Dataset rows about figures
--- --- ---
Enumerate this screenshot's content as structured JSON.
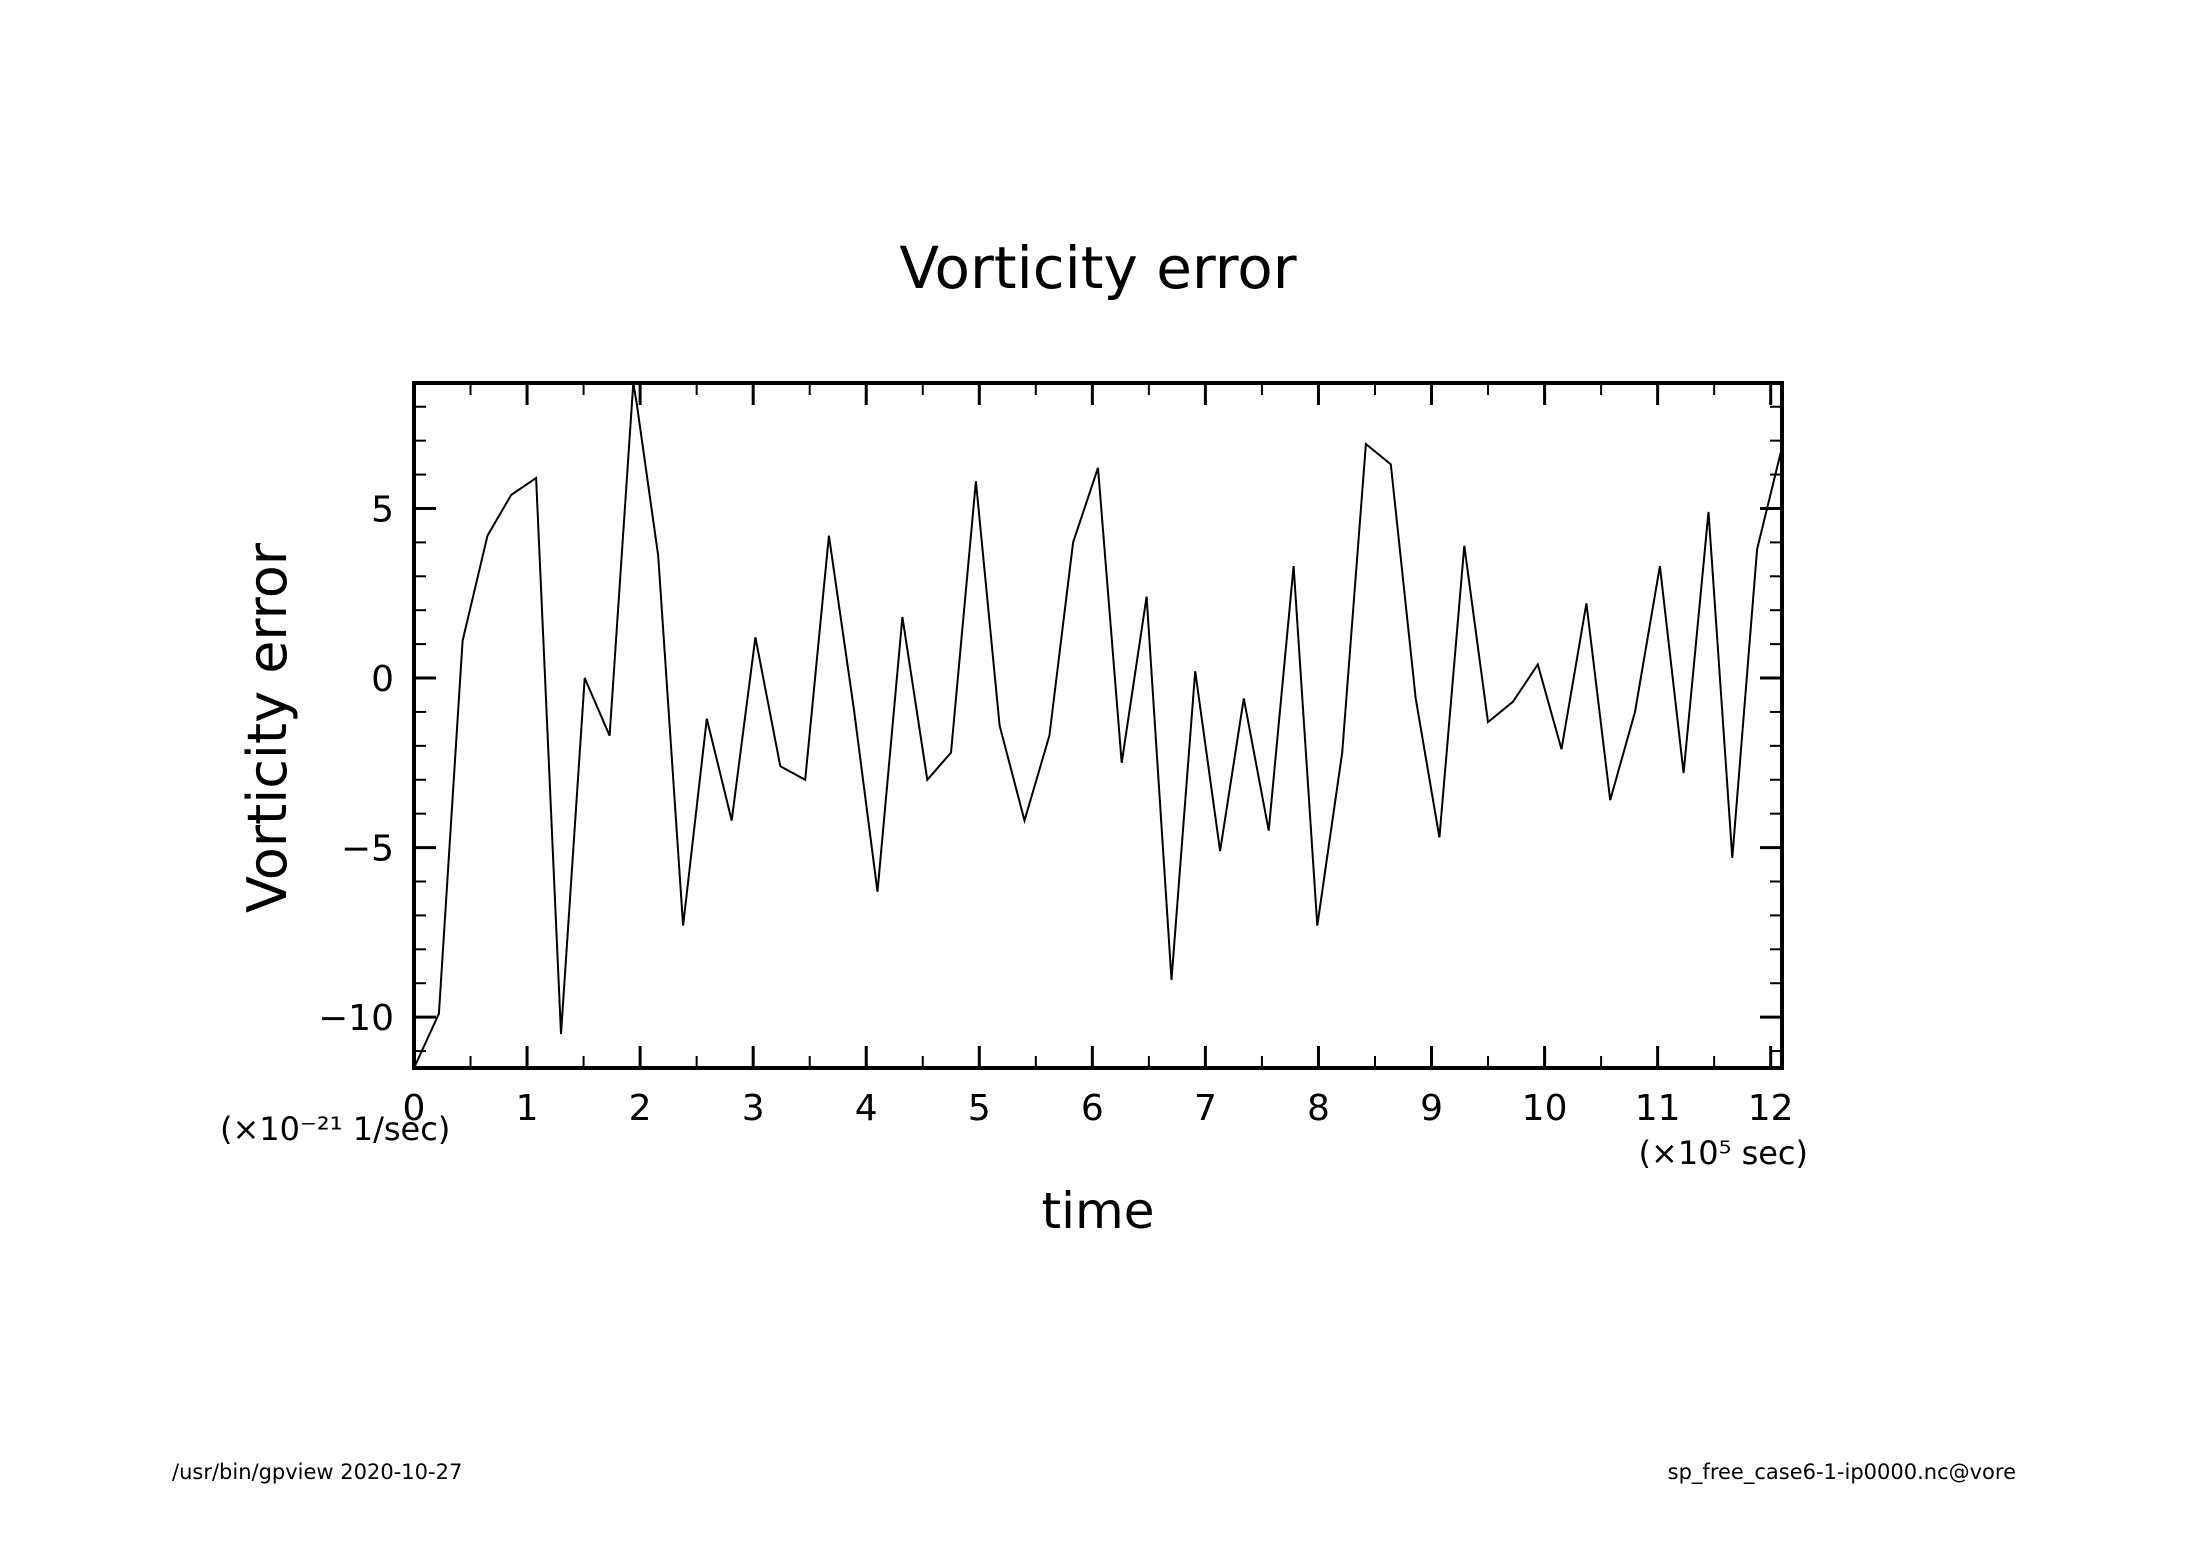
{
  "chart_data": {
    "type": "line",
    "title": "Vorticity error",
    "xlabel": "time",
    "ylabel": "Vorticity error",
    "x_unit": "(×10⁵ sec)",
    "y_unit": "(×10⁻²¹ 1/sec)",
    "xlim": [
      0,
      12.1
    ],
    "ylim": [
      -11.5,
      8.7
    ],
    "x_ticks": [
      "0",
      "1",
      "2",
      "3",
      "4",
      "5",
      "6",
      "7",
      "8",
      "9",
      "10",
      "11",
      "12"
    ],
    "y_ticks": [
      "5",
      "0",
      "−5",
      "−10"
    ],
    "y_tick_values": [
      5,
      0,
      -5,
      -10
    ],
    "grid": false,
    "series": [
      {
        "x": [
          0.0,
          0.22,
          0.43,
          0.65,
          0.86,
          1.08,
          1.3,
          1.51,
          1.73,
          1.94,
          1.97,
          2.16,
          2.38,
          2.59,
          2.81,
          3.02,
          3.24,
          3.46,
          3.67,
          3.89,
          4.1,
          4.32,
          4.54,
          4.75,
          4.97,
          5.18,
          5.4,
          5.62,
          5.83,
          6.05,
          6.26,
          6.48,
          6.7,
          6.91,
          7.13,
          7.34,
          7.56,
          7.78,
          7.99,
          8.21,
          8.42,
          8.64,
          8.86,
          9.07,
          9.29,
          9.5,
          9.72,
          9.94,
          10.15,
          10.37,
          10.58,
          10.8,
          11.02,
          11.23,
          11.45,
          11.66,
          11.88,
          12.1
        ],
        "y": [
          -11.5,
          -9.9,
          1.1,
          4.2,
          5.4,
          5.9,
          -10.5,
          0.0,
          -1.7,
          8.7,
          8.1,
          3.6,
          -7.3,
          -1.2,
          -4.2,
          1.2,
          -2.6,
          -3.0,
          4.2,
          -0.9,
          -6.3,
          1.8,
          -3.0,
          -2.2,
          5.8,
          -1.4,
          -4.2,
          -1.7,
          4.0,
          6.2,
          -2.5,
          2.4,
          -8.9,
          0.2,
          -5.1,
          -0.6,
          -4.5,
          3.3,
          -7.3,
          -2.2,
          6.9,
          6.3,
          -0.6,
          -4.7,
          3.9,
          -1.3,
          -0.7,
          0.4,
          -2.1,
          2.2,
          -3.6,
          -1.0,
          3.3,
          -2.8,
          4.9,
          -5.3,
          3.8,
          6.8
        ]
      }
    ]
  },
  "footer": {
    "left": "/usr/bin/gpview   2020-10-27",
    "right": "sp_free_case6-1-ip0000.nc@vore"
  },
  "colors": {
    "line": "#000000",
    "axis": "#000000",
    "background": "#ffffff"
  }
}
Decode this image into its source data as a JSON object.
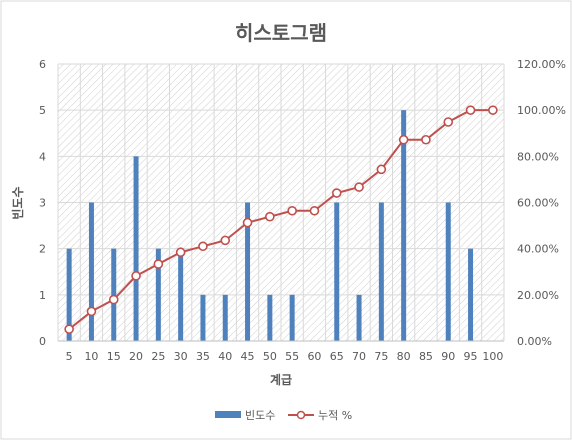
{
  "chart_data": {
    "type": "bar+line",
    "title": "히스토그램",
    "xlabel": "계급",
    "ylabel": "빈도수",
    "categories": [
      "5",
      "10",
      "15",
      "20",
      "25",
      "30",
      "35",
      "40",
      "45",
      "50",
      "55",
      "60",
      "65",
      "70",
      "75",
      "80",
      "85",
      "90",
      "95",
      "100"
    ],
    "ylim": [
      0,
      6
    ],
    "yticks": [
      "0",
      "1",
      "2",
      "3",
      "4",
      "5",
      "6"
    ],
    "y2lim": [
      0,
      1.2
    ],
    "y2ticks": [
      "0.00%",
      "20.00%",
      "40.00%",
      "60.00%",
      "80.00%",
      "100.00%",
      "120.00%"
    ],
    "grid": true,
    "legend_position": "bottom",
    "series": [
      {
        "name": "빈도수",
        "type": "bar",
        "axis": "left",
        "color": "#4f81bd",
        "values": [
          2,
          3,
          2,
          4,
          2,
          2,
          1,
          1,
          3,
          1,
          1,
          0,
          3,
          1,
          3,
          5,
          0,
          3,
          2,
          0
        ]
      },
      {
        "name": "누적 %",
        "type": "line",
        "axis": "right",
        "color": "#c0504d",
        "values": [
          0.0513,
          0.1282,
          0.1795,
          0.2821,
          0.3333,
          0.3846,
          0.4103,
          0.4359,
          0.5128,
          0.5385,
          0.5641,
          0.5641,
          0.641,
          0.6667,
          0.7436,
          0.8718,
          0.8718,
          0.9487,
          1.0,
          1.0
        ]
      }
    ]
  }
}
--- --- ---
(Required task) Leave out the pictures and give the rest of the records again exactly.

(Expected answer)
Enumerate this screenshot's content as structured JSON.
{
  "chart_data": {
    "type": "line",
    "title": "Vorticity error",
    "xlabel": "time",
    "ylabel": "Vorticity error",
    "x_unit": "(×10⁵ sec)",
    "y_unit": "(×10⁻²¹ 1/sec)",
    "xlim": [
      0,
      12.1
    ],
    "ylim": [
      -11.5,
      8.7
    ],
    "x_ticks": [
      "0",
      "1",
      "2",
      "3",
      "4",
      "5",
      "6",
      "7",
      "8",
      "9",
      "10",
      "11",
      "12"
    ],
    "y_ticks": [
      "5",
      "0",
      "−5",
      "−10"
    ],
    "y_tick_values": [
      5,
      0,
      -5,
      -10
    ],
    "grid": false,
    "series": [
      {
        "x": [
          0.0,
          0.22,
          0.43,
          0.65,
          0.86,
          1.08,
          1.3,
          1.51,
          1.73,
          1.94,
          1.97,
          2.16,
          2.38,
          2.59,
          2.81,
          3.02,
          3.24,
          3.46,
          3.67,
          3.89,
          4.1,
          4.32,
          4.54,
          4.75,
          4.97,
          5.18,
          5.4,
          5.62,
          5.83,
          6.05,
          6.26,
          6.48,
          6.7,
          6.91,
          7.13,
          7.34,
          7.56,
          7.78,
          7.99,
          8.21,
          8.42,
          8.64,
          8.86,
          9.07,
          9.29,
          9.5,
          9.72,
          9.94,
          10.15,
          10.37,
          10.58,
          10.8,
          11.02,
          11.23,
          11.45,
          11.66,
          11.88,
          12.1
        ],
        "y": [
          -11.5,
          -9.9,
          1.1,
          4.2,
          5.4,
          5.9,
          -10.5,
          0.0,
          -1.7,
          8.7,
          8.1,
          3.6,
          -7.3,
          -1.2,
          -4.2,
          1.2,
          -2.6,
          -3.0,
          4.2,
          -0.9,
          -6.3,
          1.8,
          -3.0,
          -2.2,
          5.8,
          -1.4,
          -4.2,
          -1.7,
          4.0,
          6.2,
          -2.5,
          2.4,
          -8.9,
          0.2,
          -5.1,
          -0.6,
          -4.5,
          3.3,
          -7.3,
          -2.2,
          6.9,
          6.3,
          -0.6,
          -4.7,
          3.9,
          -1.3,
          -0.7,
          0.4,
          -2.1,
          2.2,
          -3.6,
          -1.0,
          3.3,
          -2.8,
          4.9,
          -5.3,
          3.8,
          6.8
        ]
      }
    ]
  },
  "footer": {
    "left": "/usr/bin/gpview   2020-10-27",
    "right": "sp_free_case6-1-ip0000.nc@vore"
  },
  "colors": {
    "line": "#000000",
    "axis": "#000000",
    "background": "#ffffff"
  }
}
Decode this image into its source data as a JSON object.
{
  "chart_data": {
    "type": "bar+line",
    "title": "히스토그램",
    "xlabel": "계급",
    "ylabel": "빈도수",
    "categories": [
      "5",
      "10",
      "15",
      "20",
      "25",
      "30",
      "35",
      "40",
      "45",
      "50",
      "55",
      "60",
      "65",
      "70",
      "75",
      "80",
      "85",
      "90",
      "95",
      "100"
    ],
    "ylim": [
      0,
      6
    ],
    "yticks": [
      "0",
      "1",
      "2",
      "3",
      "4",
      "5",
      "6"
    ],
    "y2lim": [
      0,
      1.2
    ],
    "y2ticks": [
      "0.00%",
      "20.00%",
      "40.00%",
      "60.00%",
      "80.00%",
      "100.00%",
      "120.00%"
    ],
    "grid": true,
    "legend_position": "bottom",
    "series": [
      {
        "name": "빈도수",
        "type": "bar",
        "axis": "left",
        "color": "#4f81bd",
        "values": [
          2,
          3,
          2,
          4,
          2,
          2,
          1,
          1,
          3,
          1,
          1,
          0,
          3,
          1,
          3,
          5,
          0,
          3,
          2,
          0
        ]
      },
      {
        "name": "누적 %",
        "type": "line",
        "axis": "right",
        "color": "#c0504d",
        "values": [
          0.0513,
          0.1282,
          0.1795,
          0.2821,
          0.3333,
          0.3846,
          0.4103,
          0.4359,
          0.5128,
          0.5385,
          0.5641,
          0.5641,
          0.641,
          0.6667,
          0.7436,
          0.8718,
          0.8718,
          0.9487,
          1.0,
          1.0
        ]
      }
    ]
  }
}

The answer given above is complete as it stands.